:: SET PROBLEM ::
Reproduce the entries in full, with no changes.
# DATASET EXCERPTS start
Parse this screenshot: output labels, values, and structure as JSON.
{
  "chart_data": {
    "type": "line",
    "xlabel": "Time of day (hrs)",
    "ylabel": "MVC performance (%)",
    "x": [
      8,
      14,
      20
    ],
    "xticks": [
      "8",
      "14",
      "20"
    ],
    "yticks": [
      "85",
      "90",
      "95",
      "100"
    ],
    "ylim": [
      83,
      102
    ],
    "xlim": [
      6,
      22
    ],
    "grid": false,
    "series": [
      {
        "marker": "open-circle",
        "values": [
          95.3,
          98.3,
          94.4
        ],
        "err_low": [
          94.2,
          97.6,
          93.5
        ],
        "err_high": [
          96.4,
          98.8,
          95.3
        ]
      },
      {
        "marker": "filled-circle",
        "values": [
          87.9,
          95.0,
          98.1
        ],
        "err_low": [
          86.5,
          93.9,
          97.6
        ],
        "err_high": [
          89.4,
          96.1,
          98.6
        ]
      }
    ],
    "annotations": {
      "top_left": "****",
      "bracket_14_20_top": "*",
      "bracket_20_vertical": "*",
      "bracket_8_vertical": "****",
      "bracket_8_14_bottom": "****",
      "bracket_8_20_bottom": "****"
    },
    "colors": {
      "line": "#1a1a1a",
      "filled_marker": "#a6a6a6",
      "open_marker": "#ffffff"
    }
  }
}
# DATASET EXCERPTS end
:: ANSWER FOR THE TASK ::
Parse this screenshot: output labels, values, and structure as JSON.
{
  "chart_data": {
    "type": "line",
    "xlabel": "Time of day (hrs)",
    "ylabel": "MVC performance (%)",
    "x": [
      8,
      14,
      20
    ],
    "xticks": [
      "8",
      "14",
      "20"
    ],
    "yticks": [
      "85",
      "90",
      "95",
      "100"
    ],
    "ylim": [
      83,
      102
    ],
    "xlim": [
      6,
      22
    ],
    "grid": false,
    "series": [
      {
        "marker": "open-circle",
        "values": [
          95.3,
          98.3,
          94.4
        ],
        "err_low": [
          94.2,
          97.6,
          93.5
        ],
        "err_high": [
          96.4,
          98.8,
          95.3
        ]
      },
      {
        "marker": "filled-circle",
        "values": [
          87.9,
          95.0,
          98.1
        ],
        "err_low": [
          86.5,
          93.9,
          97.6
        ],
        "err_high": [
          89.4,
          96.1,
          98.6
        ]
      }
    ],
    "annotations": {
      "top_left": "****",
      "bracket_14_20_top": "*",
      "bracket_20_vertical": "*",
      "bracket_8_vertical": "****",
      "bracket_8_14_bottom": "****",
      "bracket_8_20_bottom": "****"
    },
    "colors": {
      "line": "#1a1a1a",
      "filled_marker": "#a6a6a6",
      "open_marker": "#ffffff"
    }
  }
}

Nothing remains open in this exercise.